EXERCISE MATERIAL
== == ==

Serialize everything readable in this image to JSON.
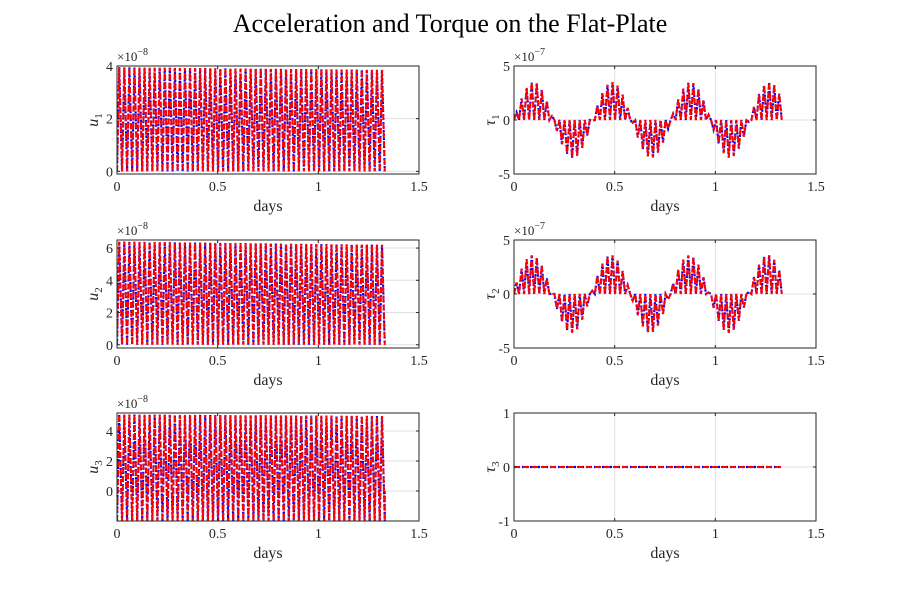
{
  "figure": {
    "title": "Acceleration and Torque on the Flat-Plate"
  },
  "colors": {
    "series_a": "#0000ff",
    "series_b": "#ff0000",
    "grid": "#e0e0e0",
    "axes": "#262626"
  },
  "chart_data": [
    {
      "type": "line",
      "xlabel": "days",
      "ylabel": "u_1",
      "ylabel_base": "u",
      "ylabel_sub": "1",
      "exponent": "-8",
      "xlim": [
        0,
        1.5
      ],
      "ylim": [
        -0.1,
        4
      ],
      "xticks": [
        "0",
        "0.5",
        "1",
        "1.5"
      ],
      "yticks": [
        "0",
        "2",
        "4"
      ],
      "grid": true,
      "series": [
        {
          "color": "#0000ff",
          "style": "dotted",
          "signal": {
            "t_end": 1.33,
            "n_pulses": 53,
            "min": 0,
            "max": 3.95,
            "max_end": 3.85,
            "envelope_period": 0.39
          }
        },
        {
          "color": "#ff0000",
          "style": "dashed",
          "signal": {
            "t_end": 1.33,
            "n_pulses": 53,
            "min": 0,
            "max": 3.95,
            "max_end": 3.85,
            "envelope_period": 0.39
          }
        }
      ]
    },
    {
      "type": "line",
      "xlabel": "days",
      "ylabel": "τ_1",
      "ylabel_base": "τ",
      "ylabel_sub": "1",
      "exponent": "-7",
      "xlim": [
        0,
        1.5
      ],
      "ylim": [
        -5,
        5
      ],
      "xticks": [
        "0",
        "0.5",
        "1",
        "1.5"
      ],
      "yticks": [
        "-5",
        "0",
        "5"
      ],
      "grid": true,
      "series": [
        {
          "color": "#0000ff",
          "style": "dotted",
          "signal": {
            "t_end": 1.33,
            "n_pulses": 53,
            "amplitude_peak": 3.5,
            "envelope_period": 0.39,
            "phase": 0.0
          }
        },
        {
          "color": "#ff0000",
          "style": "dashed",
          "signal": {
            "t_end": 1.33,
            "n_pulses": 53,
            "amplitude_peak": 3.5,
            "envelope_period": 0.39,
            "phase": 0.0
          }
        }
      ]
    },
    {
      "type": "line",
      "xlabel": "days",
      "ylabel": "u_2",
      "ylabel_base": "u",
      "ylabel_sub": "2",
      "exponent": "-8",
      "xlim": [
        0,
        1.5
      ],
      "ylim": [
        -0.2,
        6.5
      ],
      "xticks": [
        "0",
        "0.5",
        "1",
        "1.5"
      ],
      "yticks": [
        "0",
        "2",
        "4",
        "6"
      ],
      "grid": true,
      "series": [
        {
          "color": "#0000ff",
          "style": "dotted",
          "signal": {
            "t_end": 1.33,
            "n_pulses": 53,
            "min": 0,
            "max": 6.4,
            "max_end": 6.2,
            "envelope_period": 0.39
          }
        },
        {
          "color": "#ff0000",
          "style": "dashed",
          "signal": {
            "t_end": 1.33,
            "n_pulses": 53,
            "min": 0,
            "max": 6.4,
            "max_end": 6.2,
            "envelope_period": 0.39
          }
        }
      ]
    },
    {
      "type": "line",
      "xlabel": "days",
      "ylabel": "τ_2",
      "ylabel_base": "τ",
      "ylabel_sub": "2",
      "exponent": "-7",
      "xlim": [
        0,
        1.5
      ],
      "ylim": [
        -5,
        5
      ],
      "xticks": [
        "0",
        "0.5",
        "1",
        "1.5"
      ],
      "yticks": [
        "-5",
        "0",
        "5"
      ],
      "grid": true,
      "series": [
        {
          "color": "#0000ff",
          "style": "dotted",
          "signal": {
            "t_end": 1.33,
            "n_pulses": 53,
            "amplitude_peak": 3.6,
            "envelope_period": 0.39,
            "phase": 0.1
          }
        },
        {
          "color": "#ff0000",
          "style": "dashed",
          "signal": {
            "t_end": 1.33,
            "n_pulses": 53,
            "amplitude_peak": 3.6,
            "envelope_period": 0.39,
            "phase": 0.1
          }
        }
      ]
    },
    {
      "type": "line",
      "xlabel": "days",
      "ylabel": "u_3",
      "ylabel_base": "u",
      "ylabel_sub": "3",
      "exponent": "-8",
      "xlim": [
        0,
        1.5
      ],
      "ylim": [
        -2,
        5.2
      ],
      "xticks": [
        "0",
        "0.5",
        "1",
        "1.5"
      ],
      "yticks": [
        "0",
        "2",
        "4"
      ],
      "grid": true,
      "series": [
        {
          "color": "#0000ff",
          "style": "dotted",
          "signal": {
            "t_end": 1.33,
            "n_pulses": 53,
            "min": -2,
            "max": 5.1,
            "max_end": 5.0,
            "envelope_period": 0.39
          }
        },
        {
          "color": "#ff0000",
          "style": "dashed",
          "signal": {
            "t_end": 1.33,
            "n_pulses": 53,
            "min": -2,
            "max": 5.1,
            "max_end": 5.0,
            "envelope_period": 0.39
          }
        }
      ]
    },
    {
      "type": "line",
      "xlabel": "days",
      "ylabel": "τ_3",
      "ylabel_base": "τ",
      "ylabel_sub": "3",
      "exponent": "",
      "xlim": [
        0,
        1.5
      ],
      "ylim": [
        -1,
        1
      ],
      "xticks": [
        "0",
        "0.5",
        "1",
        "1.5"
      ],
      "yticks": [
        "-1",
        "0",
        "1"
      ],
      "grid": true,
      "series": [
        {
          "color": "#0000ff",
          "style": "dotted",
          "signal": {
            "t_end": 1.33,
            "constant": 0
          }
        },
        {
          "color": "#ff0000",
          "style": "dashed",
          "signal": {
            "t_end": 1.33,
            "constant": 0
          }
        }
      ]
    }
  ]
}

== == ==

TASK DIRECTIONS
Set each line of the records down exactly, leaving every picture out.

RESPONSE FOR THIS EXERCISE
Serialize everything readable in this image to JSON.
{
  "figure": {
    "title": "Acceleration and Torque on the Flat-Plate"
  },
  "colors": {
    "series_a": "#0000ff",
    "series_b": "#ff0000",
    "grid": "#e0e0e0",
    "axes": "#262626"
  },
  "chart_data": [
    {
      "type": "line",
      "xlabel": "days",
      "ylabel": "u_1",
      "ylabel_base": "u",
      "ylabel_sub": "1",
      "exponent": "-8",
      "xlim": [
        0,
        1.5
      ],
      "ylim": [
        -0.1,
        4
      ],
      "xticks": [
        "0",
        "0.5",
        "1",
        "1.5"
      ],
      "yticks": [
        "0",
        "2",
        "4"
      ],
      "grid": true,
      "series": [
        {
          "color": "#0000ff",
          "style": "dotted",
          "signal": {
            "t_end": 1.33,
            "n_pulses": 53,
            "min": 0,
            "max": 3.95,
            "max_end": 3.85,
            "envelope_period": 0.39
          }
        },
        {
          "color": "#ff0000",
          "style": "dashed",
          "signal": {
            "t_end": 1.33,
            "n_pulses": 53,
            "min": 0,
            "max": 3.95,
            "max_end": 3.85,
            "envelope_period": 0.39
          }
        }
      ]
    },
    {
      "type": "line",
      "xlabel": "days",
      "ylabel": "τ_1",
      "ylabel_base": "τ",
      "ylabel_sub": "1",
      "exponent": "-7",
      "xlim": [
        0,
        1.5
      ],
      "ylim": [
        -5,
        5
      ],
      "xticks": [
        "0",
        "0.5",
        "1",
        "1.5"
      ],
      "yticks": [
        "-5",
        "0",
        "5"
      ],
      "grid": true,
      "series": [
        {
          "color": "#0000ff",
          "style": "dotted",
          "signal": {
            "t_end": 1.33,
            "n_pulses": 53,
            "amplitude_peak": 3.5,
            "envelope_period": 0.39,
            "phase": 0.0
          }
        },
        {
          "color": "#ff0000",
          "style": "dashed",
          "signal": {
            "t_end": 1.33,
            "n_pulses": 53,
            "amplitude_peak": 3.5,
            "envelope_period": 0.39,
            "phase": 0.0
          }
        }
      ]
    },
    {
      "type": "line",
      "xlabel": "days",
      "ylabel": "u_2",
      "ylabel_base": "u",
      "ylabel_sub": "2",
      "exponent": "-8",
      "xlim": [
        0,
        1.5
      ],
      "ylim": [
        -0.2,
        6.5
      ],
      "xticks": [
        "0",
        "0.5",
        "1",
        "1.5"
      ],
      "yticks": [
        "0",
        "2",
        "4",
        "6"
      ],
      "grid": true,
      "series": [
        {
          "color": "#0000ff",
          "style": "dotted",
          "signal": {
            "t_end": 1.33,
            "n_pulses": 53,
            "min": 0,
            "max": 6.4,
            "max_end": 6.2,
            "envelope_period": 0.39
          }
        },
        {
          "color": "#ff0000",
          "style": "dashed",
          "signal": {
            "t_end": 1.33,
            "n_pulses": 53,
            "min": 0,
            "max": 6.4,
            "max_end": 6.2,
            "envelope_period": 0.39
          }
        }
      ]
    },
    {
      "type": "line",
      "xlabel": "days",
      "ylabel": "τ_2",
      "ylabel_base": "τ",
      "ylabel_sub": "2",
      "exponent": "-7",
      "xlim": [
        0,
        1.5
      ],
      "ylim": [
        -5,
        5
      ],
      "xticks": [
        "0",
        "0.5",
        "1",
        "1.5"
      ],
      "yticks": [
        "-5",
        "0",
        "5"
      ],
      "grid": true,
      "series": [
        {
          "color": "#0000ff",
          "style": "dotted",
          "signal": {
            "t_end": 1.33,
            "n_pulses": 53,
            "amplitude_peak": 3.6,
            "envelope_period": 0.39,
            "phase": 0.1
          }
        },
        {
          "color": "#ff0000",
          "style": "dashed",
          "signal": {
            "t_end": 1.33,
            "n_pulses": 53,
            "amplitude_peak": 3.6,
            "envelope_period": 0.39,
            "phase": 0.1
          }
        }
      ]
    },
    {
      "type": "line",
      "xlabel": "days",
      "ylabel": "u_3",
      "ylabel_base": "u",
      "ylabel_sub": "3",
      "exponent": "-8",
      "xlim": [
        0,
        1.5
      ],
      "ylim": [
        -2,
        5.2
      ],
      "xticks": [
        "0",
        "0.5",
        "1",
        "1.5"
      ],
      "yticks": [
        "0",
        "2",
        "4"
      ],
      "grid": true,
      "series": [
        {
          "color": "#0000ff",
          "style": "dotted",
          "signal": {
            "t_end": 1.33,
            "n_pulses": 53,
            "min": -2,
            "max": 5.1,
            "max_end": 5.0,
            "envelope_period": 0.39
          }
        },
        {
          "color": "#ff0000",
          "style": "dashed",
          "signal": {
            "t_end": 1.33,
            "n_pulses": 53,
            "min": -2,
            "max": 5.1,
            "max_end": 5.0,
            "envelope_period": 0.39
          }
        }
      ]
    },
    {
      "type": "line",
      "xlabel": "days",
      "ylabel": "τ_3",
      "ylabel_base": "τ",
      "ylabel_sub": "3",
      "exponent": "",
      "xlim": [
        0,
        1.5
      ],
      "ylim": [
        -1,
        1
      ],
      "xticks": [
        "0",
        "0.5",
        "1",
        "1.5"
      ],
      "yticks": [
        "-1",
        "0",
        "1"
      ],
      "grid": true,
      "series": [
        {
          "color": "#0000ff",
          "style": "dotted",
          "signal": {
            "t_end": 1.33,
            "constant": 0
          }
        },
        {
          "color": "#ff0000",
          "style": "dashed",
          "signal": {
            "t_end": 1.33,
            "constant": 0
          }
        }
      ]
    }
  ]
}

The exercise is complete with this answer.